* [Exercise brief]: Count every line that has "American" in it and give the total, nothing more.

Entries with figure data:

****

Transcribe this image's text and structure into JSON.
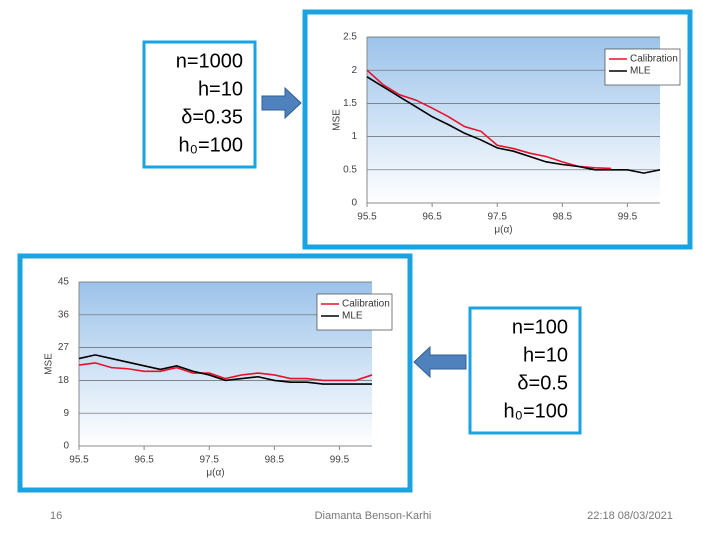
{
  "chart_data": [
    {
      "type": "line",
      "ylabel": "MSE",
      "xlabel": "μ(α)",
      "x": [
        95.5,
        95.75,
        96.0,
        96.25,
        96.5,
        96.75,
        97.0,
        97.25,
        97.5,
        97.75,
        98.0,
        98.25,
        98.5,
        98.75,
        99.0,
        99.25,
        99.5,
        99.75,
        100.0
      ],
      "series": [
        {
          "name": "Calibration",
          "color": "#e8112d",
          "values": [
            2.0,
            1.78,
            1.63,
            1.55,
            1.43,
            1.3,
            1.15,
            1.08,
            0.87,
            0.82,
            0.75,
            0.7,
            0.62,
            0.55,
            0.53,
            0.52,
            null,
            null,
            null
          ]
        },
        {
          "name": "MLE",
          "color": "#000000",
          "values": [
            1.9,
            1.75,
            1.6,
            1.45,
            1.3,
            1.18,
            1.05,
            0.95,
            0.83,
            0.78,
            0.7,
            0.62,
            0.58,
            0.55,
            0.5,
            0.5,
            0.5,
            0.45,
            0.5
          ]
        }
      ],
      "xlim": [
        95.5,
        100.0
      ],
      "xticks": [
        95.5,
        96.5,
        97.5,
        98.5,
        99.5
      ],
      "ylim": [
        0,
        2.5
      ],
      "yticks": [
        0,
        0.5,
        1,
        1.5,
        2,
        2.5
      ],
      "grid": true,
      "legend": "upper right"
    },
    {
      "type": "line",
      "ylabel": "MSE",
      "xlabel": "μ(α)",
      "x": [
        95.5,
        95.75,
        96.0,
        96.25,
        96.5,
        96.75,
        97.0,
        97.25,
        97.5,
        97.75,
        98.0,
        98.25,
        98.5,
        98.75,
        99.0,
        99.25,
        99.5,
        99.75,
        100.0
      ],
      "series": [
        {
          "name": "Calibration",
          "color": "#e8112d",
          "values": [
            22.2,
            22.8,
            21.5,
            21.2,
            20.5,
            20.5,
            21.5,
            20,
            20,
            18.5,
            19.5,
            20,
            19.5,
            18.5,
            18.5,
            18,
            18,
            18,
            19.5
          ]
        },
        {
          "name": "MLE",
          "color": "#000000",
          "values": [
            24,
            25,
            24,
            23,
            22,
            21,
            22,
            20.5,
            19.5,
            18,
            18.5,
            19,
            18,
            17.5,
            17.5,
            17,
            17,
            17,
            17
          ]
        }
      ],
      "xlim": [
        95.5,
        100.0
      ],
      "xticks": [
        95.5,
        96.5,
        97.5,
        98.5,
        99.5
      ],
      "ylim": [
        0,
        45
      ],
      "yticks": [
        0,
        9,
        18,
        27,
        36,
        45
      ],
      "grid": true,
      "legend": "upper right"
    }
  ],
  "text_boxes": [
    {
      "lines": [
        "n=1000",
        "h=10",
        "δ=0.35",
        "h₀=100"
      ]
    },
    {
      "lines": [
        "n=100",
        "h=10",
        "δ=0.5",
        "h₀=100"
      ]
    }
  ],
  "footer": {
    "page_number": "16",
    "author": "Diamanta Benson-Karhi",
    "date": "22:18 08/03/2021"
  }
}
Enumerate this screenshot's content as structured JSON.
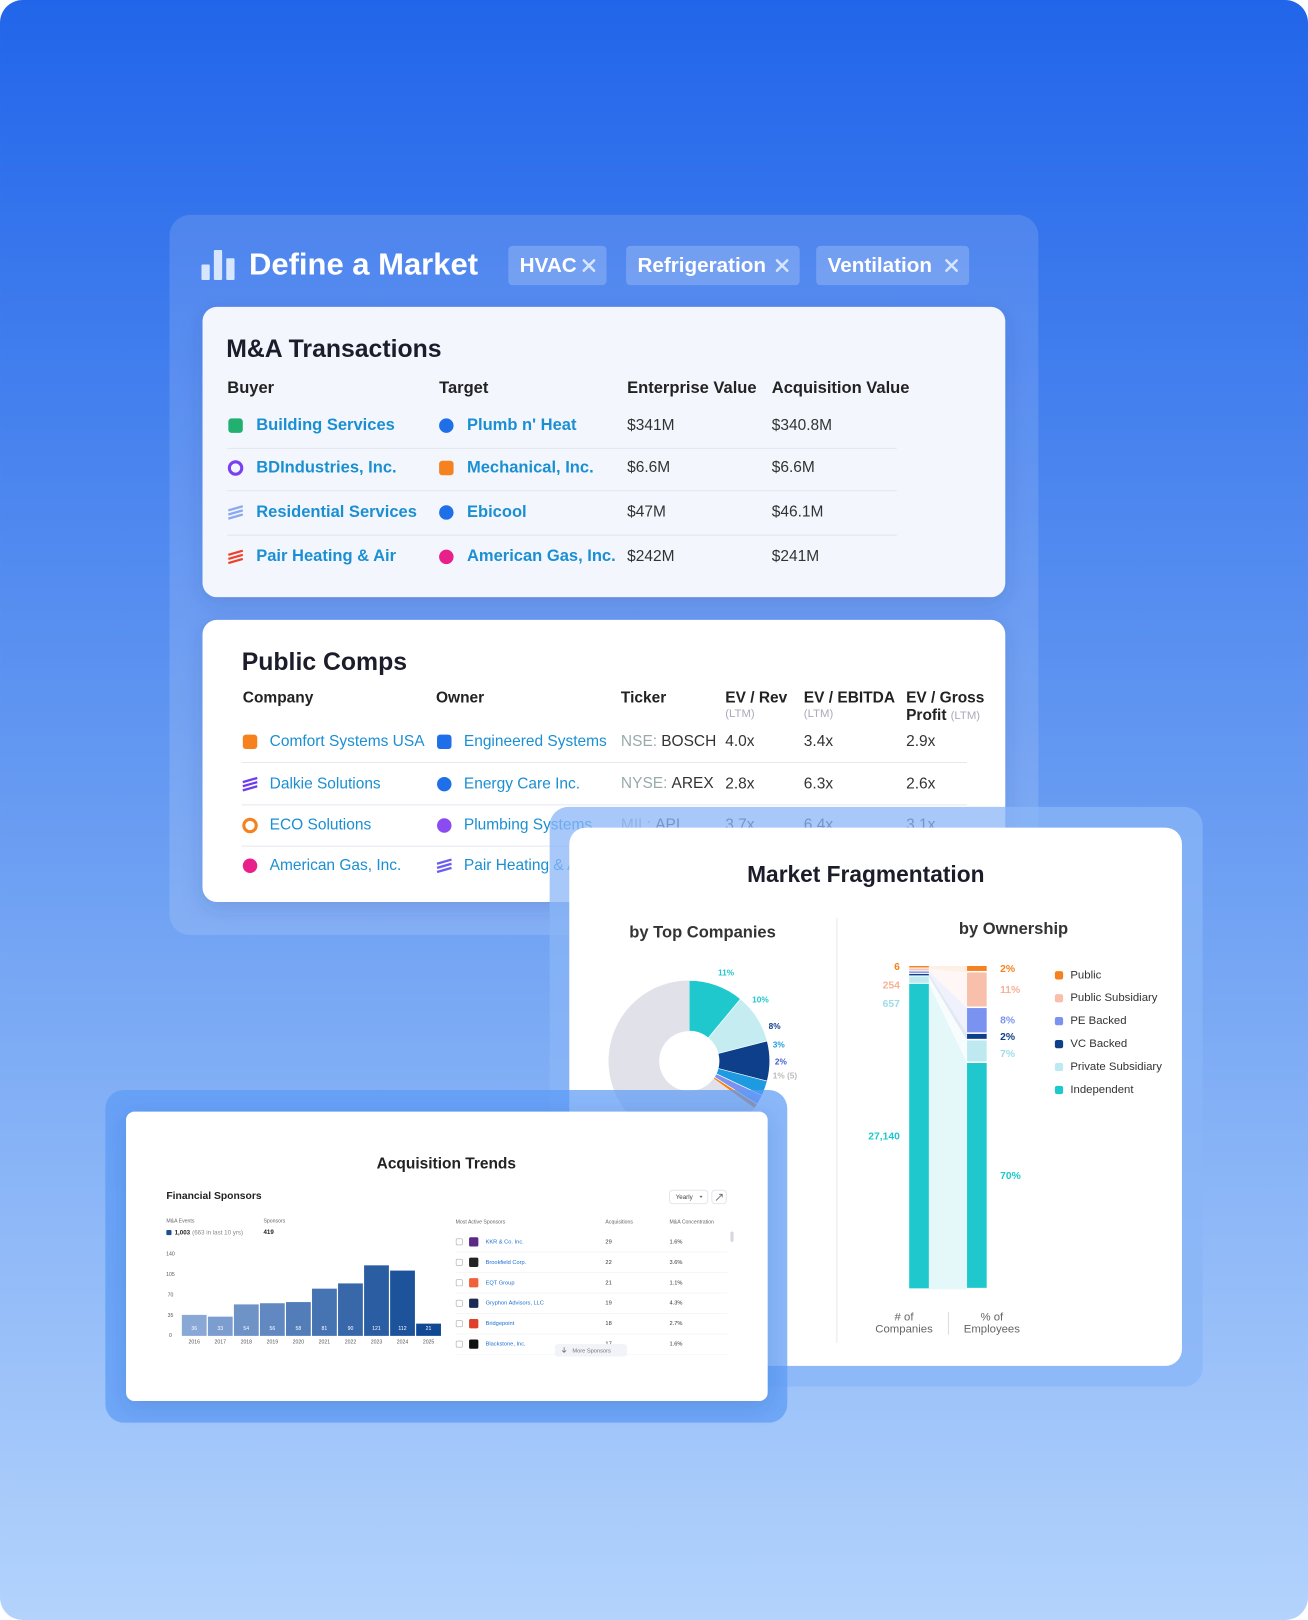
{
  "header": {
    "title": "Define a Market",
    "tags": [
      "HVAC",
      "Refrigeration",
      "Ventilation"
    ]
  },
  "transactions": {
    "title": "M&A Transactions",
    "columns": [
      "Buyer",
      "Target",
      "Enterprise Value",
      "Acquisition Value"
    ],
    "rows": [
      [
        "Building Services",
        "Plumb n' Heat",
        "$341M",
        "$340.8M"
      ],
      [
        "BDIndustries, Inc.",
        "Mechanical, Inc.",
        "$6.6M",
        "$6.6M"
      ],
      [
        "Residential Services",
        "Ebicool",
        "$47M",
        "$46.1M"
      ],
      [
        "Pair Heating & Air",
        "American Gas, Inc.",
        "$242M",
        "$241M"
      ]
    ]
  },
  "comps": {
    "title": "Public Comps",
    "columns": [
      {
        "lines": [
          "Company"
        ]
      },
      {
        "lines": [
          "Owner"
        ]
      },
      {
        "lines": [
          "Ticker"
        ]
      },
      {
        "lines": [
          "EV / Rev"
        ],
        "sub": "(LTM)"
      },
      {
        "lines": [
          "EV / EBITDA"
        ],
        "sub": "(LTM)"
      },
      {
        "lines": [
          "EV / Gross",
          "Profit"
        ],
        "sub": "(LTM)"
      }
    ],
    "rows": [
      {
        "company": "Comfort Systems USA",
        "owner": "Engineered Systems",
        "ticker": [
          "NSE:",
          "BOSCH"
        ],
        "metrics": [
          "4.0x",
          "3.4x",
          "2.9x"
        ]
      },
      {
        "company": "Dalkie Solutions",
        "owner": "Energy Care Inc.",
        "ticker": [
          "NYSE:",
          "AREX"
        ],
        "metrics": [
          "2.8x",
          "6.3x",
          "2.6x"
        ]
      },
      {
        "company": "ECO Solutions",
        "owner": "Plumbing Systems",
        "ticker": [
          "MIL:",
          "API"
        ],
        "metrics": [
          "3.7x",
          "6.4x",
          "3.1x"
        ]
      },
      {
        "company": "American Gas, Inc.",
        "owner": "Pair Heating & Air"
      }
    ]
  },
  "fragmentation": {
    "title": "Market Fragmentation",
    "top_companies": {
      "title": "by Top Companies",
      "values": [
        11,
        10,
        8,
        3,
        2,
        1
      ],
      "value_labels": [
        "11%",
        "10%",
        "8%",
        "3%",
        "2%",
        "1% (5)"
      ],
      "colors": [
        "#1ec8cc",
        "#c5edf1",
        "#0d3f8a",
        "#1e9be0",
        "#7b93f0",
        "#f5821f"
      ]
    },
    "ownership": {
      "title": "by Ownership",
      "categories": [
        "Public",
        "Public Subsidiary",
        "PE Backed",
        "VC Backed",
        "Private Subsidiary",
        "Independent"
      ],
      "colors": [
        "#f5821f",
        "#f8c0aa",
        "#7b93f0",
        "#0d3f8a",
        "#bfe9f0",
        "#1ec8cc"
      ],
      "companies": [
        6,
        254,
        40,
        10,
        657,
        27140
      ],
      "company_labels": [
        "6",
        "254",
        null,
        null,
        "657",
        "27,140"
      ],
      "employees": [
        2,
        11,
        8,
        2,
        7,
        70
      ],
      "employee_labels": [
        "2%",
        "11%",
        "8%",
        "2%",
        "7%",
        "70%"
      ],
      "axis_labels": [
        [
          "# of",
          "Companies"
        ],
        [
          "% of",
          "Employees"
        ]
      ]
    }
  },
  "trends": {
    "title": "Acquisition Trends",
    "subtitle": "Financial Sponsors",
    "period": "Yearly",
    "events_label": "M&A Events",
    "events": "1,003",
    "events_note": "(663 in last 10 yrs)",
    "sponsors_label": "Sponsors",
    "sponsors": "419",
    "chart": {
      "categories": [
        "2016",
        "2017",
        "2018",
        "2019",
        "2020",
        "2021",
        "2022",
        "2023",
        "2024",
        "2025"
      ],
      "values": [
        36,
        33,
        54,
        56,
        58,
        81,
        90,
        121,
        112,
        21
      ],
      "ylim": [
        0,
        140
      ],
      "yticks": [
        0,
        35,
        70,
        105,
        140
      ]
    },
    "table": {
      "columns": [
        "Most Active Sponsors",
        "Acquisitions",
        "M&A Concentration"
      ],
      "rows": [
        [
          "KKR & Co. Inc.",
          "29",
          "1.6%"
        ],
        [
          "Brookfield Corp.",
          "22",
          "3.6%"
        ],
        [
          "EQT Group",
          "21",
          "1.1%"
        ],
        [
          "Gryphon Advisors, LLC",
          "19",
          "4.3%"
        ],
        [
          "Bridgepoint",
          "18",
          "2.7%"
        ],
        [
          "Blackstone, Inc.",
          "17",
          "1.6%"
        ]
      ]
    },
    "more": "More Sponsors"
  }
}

****

* [Written solution]: 2